Instruction | Search the records for the word "Small" and report each line that has it.
-------
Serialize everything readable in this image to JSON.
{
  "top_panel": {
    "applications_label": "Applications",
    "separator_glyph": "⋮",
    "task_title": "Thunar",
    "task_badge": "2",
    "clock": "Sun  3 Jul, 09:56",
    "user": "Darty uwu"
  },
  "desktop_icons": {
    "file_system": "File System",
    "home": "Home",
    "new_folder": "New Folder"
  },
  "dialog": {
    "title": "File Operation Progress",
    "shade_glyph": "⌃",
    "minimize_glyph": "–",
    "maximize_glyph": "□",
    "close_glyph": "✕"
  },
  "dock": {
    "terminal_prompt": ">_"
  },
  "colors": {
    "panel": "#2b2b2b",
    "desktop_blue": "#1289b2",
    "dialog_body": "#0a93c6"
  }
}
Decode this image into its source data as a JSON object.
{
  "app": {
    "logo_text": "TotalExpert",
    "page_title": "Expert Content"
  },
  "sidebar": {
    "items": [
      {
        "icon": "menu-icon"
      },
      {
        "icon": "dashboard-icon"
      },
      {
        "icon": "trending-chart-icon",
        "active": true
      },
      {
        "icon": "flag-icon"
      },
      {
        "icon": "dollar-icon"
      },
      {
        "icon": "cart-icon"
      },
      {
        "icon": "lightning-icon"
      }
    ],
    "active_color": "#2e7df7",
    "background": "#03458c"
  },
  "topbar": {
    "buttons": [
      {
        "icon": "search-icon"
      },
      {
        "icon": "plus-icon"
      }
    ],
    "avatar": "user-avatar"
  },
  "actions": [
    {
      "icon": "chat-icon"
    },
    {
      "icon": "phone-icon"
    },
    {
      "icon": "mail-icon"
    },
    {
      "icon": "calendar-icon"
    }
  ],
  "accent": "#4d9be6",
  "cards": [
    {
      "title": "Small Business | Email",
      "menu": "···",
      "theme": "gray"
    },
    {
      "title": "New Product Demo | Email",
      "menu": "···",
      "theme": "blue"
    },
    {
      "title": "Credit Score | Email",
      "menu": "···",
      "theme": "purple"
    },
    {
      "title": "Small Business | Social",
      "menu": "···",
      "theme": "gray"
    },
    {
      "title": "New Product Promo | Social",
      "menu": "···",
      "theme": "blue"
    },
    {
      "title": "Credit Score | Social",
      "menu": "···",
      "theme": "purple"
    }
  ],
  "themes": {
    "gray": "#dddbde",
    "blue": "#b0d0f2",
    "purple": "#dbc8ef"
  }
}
-------
Written solution |
      "title": "Small Business | Email",
      "title": "Small Business | Social",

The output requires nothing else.